* Kutipan Dokumen
Jumat, 04 Juli 2025
Menu

Didesak Sahkan RUU Perampasan Aset, DPR Bilang Begini

Redaksi
Anggota Komisi III DPR RI Taufik Basari dalam diskusi publik di kawasan Tebet, Jakarta Selatan, Rabu, 12/4 | Novia Suhari/forumkeadilan.com
Anggota Komisi III DPR RI Taufik Basari dalam diskusi publik di kawasan Tebet, Jakarta Selatan, Rabu, 12/4 | Novia Suhari/forumkeadilan.com
Bagikan:

FORUM KEADILAN – Wakil Presiden (Wapres) Ma’ruf Amin dan Menteri Koordinator Bidang Politik, Hukum, dan Keamanan (Menko Polhukam) Indonesia Mahfud MD mendesak DPR untuk segera mengesahkan Rancangan Undang-Undang (RUU) Perampasan Aset. DPR menanggapi.

Menurut anggota Komisi III Dewan Perwakilan Rakyat (DPR) Republik Indonesia (RI) Taufik Basari mengatakan, desakan tersebut salah alamat bila ke DPR.

“DPR kan hanya pelaksana, jika memang sudah ada di kita (RUU Perampasan Aset), ya kita lakukan, tapi hal tersebut itu kan masih ada di tangan pemerintah,” kata Taufik dalam diskusi publik di kawasan Tebet, Jakarta Selatan, Rabu, 12/4/2023.

Taufik menganalogikan bahwa hingga saat ini RUU Perampasan Aset masih masih belum diketahui oleh Komisi III DPR RI.

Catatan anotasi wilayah
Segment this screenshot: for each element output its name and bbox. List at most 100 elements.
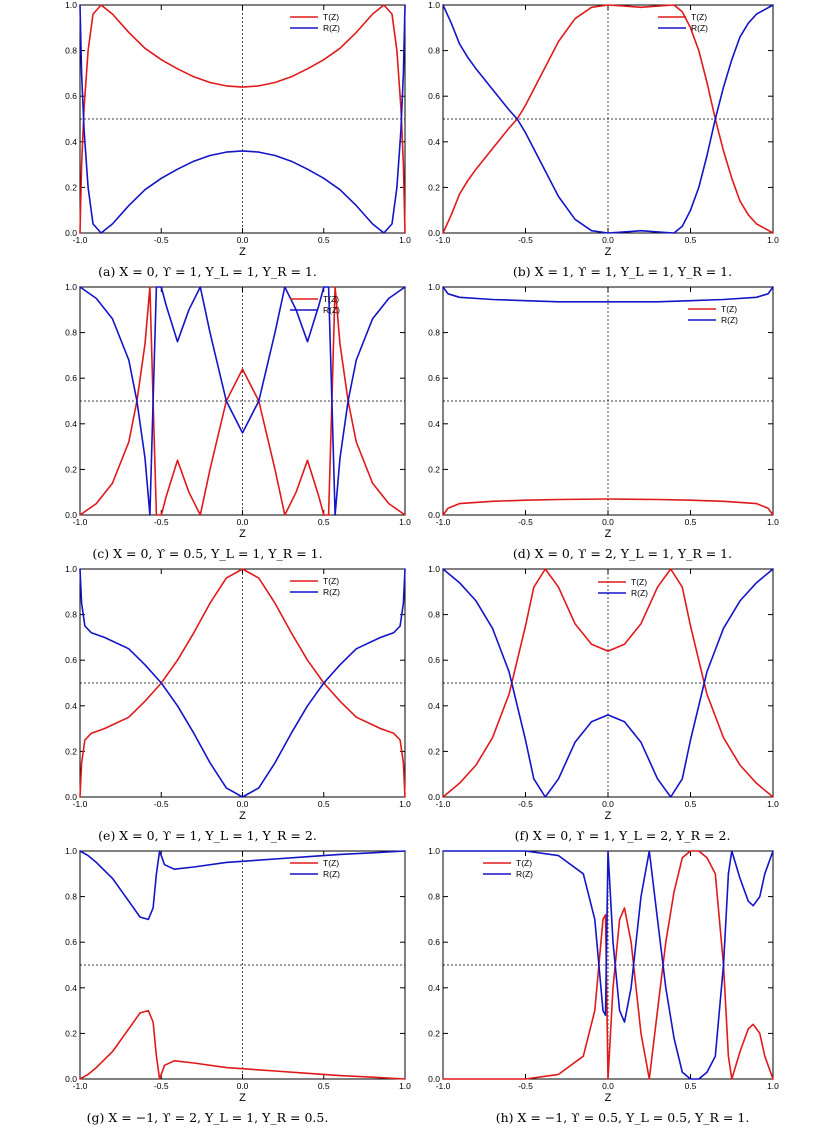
legend-label: T(Z) [323, 294, 339, 304]
y-tick-label: 0.8 [428, 610, 440, 620]
legend-label: R(Z) [323, 305, 340, 315]
y-tick-label: 0.4 [428, 983, 440, 993]
series-line-tz [79, 286, 406, 516]
legend-label: R(Z) [323, 23, 340, 33]
chart-panel-d: 0.0 0.2 0.4 0.6 0.8 1.0 -1.0 -0.5 0.0 0.5 1.0 Z T(Z)… [415, 282, 830, 564]
legend-label: T(Z) [323, 576, 339, 586]
legend: T(Z)R(Z) [658, 12, 708, 33]
y-tick-label: 1.0 [65, 564, 77, 574]
x-tick-label: 0.0 [237, 799, 249, 809]
x-tick-label: -0.5 [154, 799, 169, 809]
chart-caption: (b) X = 1, ϒ = 1, Y_L = 1, Y_R = 1. [512, 264, 733, 279]
x-tick-label: 1.0 [399, 799, 411, 809]
series-line-rz [442, 568, 774, 798]
legend: T(Z)R(Z) [598, 577, 648, 598]
y-tick-label: 0.2 [428, 182, 440, 192]
chart-panel-c: 0.0 0.2 0.4 0.6 0.8 1.0 -1.0 -0.5 0.0 0.5 1.0 Z T(Z)… [0, 282, 415, 564]
y-tick-label: 1.0 [428, 846, 440, 856]
x-tick-label: -1.0 [436, 1081, 451, 1091]
y-tick-label: 0.8 [65, 46, 77, 56]
y-tick-label: 1.0 [428, 282, 440, 292]
legend-label: R(Z) [631, 588, 648, 598]
y-tick-label: 0.4 [65, 137, 77, 147]
x-tick-label: 0.0 [237, 517, 249, 527]
series-line-tz [442, 4, 774, 234]
x-axis-label: Z [239, 246, 246, 258]
series-line-rz [442, 850, 774, 1080]
series-line-tz [442, 498, 774, 516]
legend: T(Z)R(Z) [290, 294, 340, 315]
y-tick-label: 0.0 [428, 228, 440, 238]
chart-panel-f: 0.0 0.2 0.4 0.6 0.8 1.0 -1.0 -0.5 0.0 0.5 1.0 Z T(Z)… [415, 564, 830, 846]
chart-svg: 0.0 0.2 0.4 0.6 0.8 1.0 -1.0 -0.5 0.0 0.5 1.0 Z T(Z)… [65, 846, 411, 1104]
x-tick-label: 0.0 [237, 1081, 249, 1091]
x-axis-label: Z [239, 810, 246, 822]
series-line-tz [79, 4, 406, 234]
chart-svg: 0.0 0.2 0.4 0.6 0.8 1.0 -1.0 -0.5 0.0 0.5 1.0 Z T(Z)… [65, 564, 411, 822]
x-axis-label: Z [605, 810, 612, 822]
legend: T(Z)R(Z) [290, 12, 340, 33]
chart-svg: 0.0 0.2 0.4 0.6 0.8 1.0 -1.0 -0.5 0.0 0.5 1.0 Z T(Z)… [65, 282, 411, 540]
chart-panel-g: 0.0 0.2 0.4 0.6 0.8 1.0 -1.0 -0.5 0.0 0.5 1.0 Z T(Z)… [0, 846, 415, 1128]
chart-caption: (h) X = −1, ϒ = 0.5, Y_L = 0.5, Y_R = 1. [495, 1110, 750, 1125]
y-tick-label: 0.6 [65, 91, 77, 101]
y-tick-label: 0.6 [65, 655, 77, 665]
series-line-rz [79, 850, 406, 921]
y-tick-label: 0.0 [65, 510, 77, 520]
x-tick-label: -0.5 [154, 235, 169, 245]
y-tick-label: 0.0 [65, 792, 77, 802]
y-tick-label: 0.4 [65, 419, 77, 429]
chart-svg: 0.0 0.2 0.4 0.6 0.8 1.0 -1.0 -0.5 0.0 0.5 1.0 Z T(Z)… [428, 846, 779, 1104]
y-tick-label: 0.2 [65, 182, 77, 192]
x-axis-label: Z [605, 528, 612, 540]
chart-panel-e: 0.0 0.2 0.4 0.6 0.8 1.0 -1.0 -0.5 0.0 0.5 1.0 Z T(Z)… [0, 564, 415, 846]
y-tick-label: 0.0 [65, 228, 77, 238]
y-tick-label: 1.0 [428, 0, 440, 10]
x-tick-label: 1.0 [767, 799, 779, 809]
legend-label: R(Z) [516, 869, 533, 879]
series-line-rz [79, 286, 406, 516]
x-tick-label: -0.5 [518, 799, 533, 809]
y-tick-label: 0.6 [428, 91, 440, 101]
series-line-rz [442, 286, 774, 303]
legend: T(Z)R(Z) [290, 576, 340, 597]
x-tick-label: -1.0 [436, 799, 451, 809]
x-tick-label: 0.0 [602, 1081, 614, 1091]
y-tick-label: 1.0 [428, 564, 440, 574]
y-tick-label: 0.2 [428, 1028, 440, 1038]
x-tick-label: -1.0 [73, 799, 88, 809]
x-tick-label: 1.0 [767, 517, 779, 527]
y-tick-label: 0.6 [65, 937, 77, 947]
legend-label: T(Z) [721, 304, 737, 314]
chart-svg: 0.0 0.2 0.4 0.6 0.8 1.0 -1.0 -0.5 0.0 0.5 1.0 Z T(Z)… [65, 0, 411, 258]
x-tick-label: 0.5 [318, 799, 330, 809]
y-tick-label: 0.6 [428, 655, 440, 665]
x-tick-label: 0.5 [318, 235, 330, 245]
chart-caption: (g) X = −1, ϒ = 2, Y_L = 1, Y_R = 0.5. [86, 1110, 329, 1125]
y-tick-label: 1.0 [65, 282, 77, 292]
y-tick-label: 0.4 [65, 701, 77, 711]
x-tick-label: 0.0 [602, 799, 614, 809]
x-tick-label: 1.0 [399, 235, 411, 245]
chart-caption: (f) X = 0, ϒ = 1, Y_L = 2, Y_R = 2. [514, 828, 731, 843]
series-line-rz [79, 568, 406, 798]
chart-caption: (a) X = 0, ϒ = 1, Y_L = 1, Y_R = 1. [98, 264, 317, 279]
y-tick-label: 0.6 [428, 937, 440, 947]
x-tick-label: -1.0 [73, 235, 88, 245]
x-axis-label: Z [605, 246, 612, 258]
y-tick-label: 0.8 [65, 328, 77, 338]
legend-label: R(Z) [721, 315, 738, 325]
chart-caption: (c) X = 0, ϒ = 0.5, Y_L = 1, Y_R = 1. [92, 546, 323, 561]
y-tick-label: 0.8 [65, 892, 77, 902]
x-tick-label: 0.5 [318, 1081, 330, 1091]
legend-label: R(Z) [323, 587, 340, 597]
chart-svg: 0.0 0.2 0.4 0.6 0.8 1.0 -1.0 -0.5 0.0 0.5 1.0 Z T(Z)… [428, 282, 779, 540]
y-tick-label: 1.0 [65, 0, 77, 10]
y-tick-label: 1.0 [65, 846, 77, 856]
legend-label: R(Z) [691, 23, 708, 33]
y-tick-label: 0.6 [65, 373, 77, 383]
x-axis-label: Z [239, 528, 246, 540]
y-tick-label: 0.2 [65, 746, 77, 756]
x-axis-label: Z [239, 1092, 246, 1104]
x-tick-label: -0.5 [154, 517, 169, 527]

* Tugas yang Dikerjakan
Lanjutkan berita tentang desakan pengesahan RUU Perampasan Aset mulai dari kalimat terakhirnya.

* Hasil
“Misal nih ya, ada pemain sepak bola di lapangan, terus ada orang yang teriak ‘tendang bolanya!’, ‘cepat mulai permainannya’, ke pemain sepak bola itu, tapi ternyata bolanya masih di rumah orang yang teriak tadi, tapi karena penonton nggak tau, publik juga jadinya ikut menghujat tanpa tahu kebenarannya, seperti itu lah kira-kira,” jelasnya.

Menurut Taufik, tidak tepat rasanya apabila desakan mengesahkan RUU Perampasan Aset dituju kepada DPR.

“Tidak tepat rasanya pak Mahfud itu mendesak RUU perampasan aset ditujukan kepada DPR, seharusnya kepada pemerintah itu sendiri, dan tergantung presiden juga menugaskan siapa, untuk mempersiapkan itu. Jika memang RUU perampasan itu perlu, kita desak pemerintah sama-sama untuk segera menyelesaikan draft RUUnya, dan serahkan kepada DPR dalam bentuk surat presiden (surpres),” tandasnya.

RUU Perampasan Aset yang Tak Kunjung Disahkan

Terhitung sudah 10 tahun RUU tersebut tidak kunjung dibahas DPR sejak diusulkan pada 2012 lalu. Pemerintah rencananya akan menggelar rapat konsolidasi percepatan pemberian persetujuan draft aturan tersebut pada pekan ini.

Ada enam unsur pimpinan instansi yang dimintai persetujuan draft naskah akademik dan RUU. Satu pimpinan lembaga yang belum memberi paraf persetujuan adalah Kapolri Jenderal Pol Listyo Sigit Prabowo.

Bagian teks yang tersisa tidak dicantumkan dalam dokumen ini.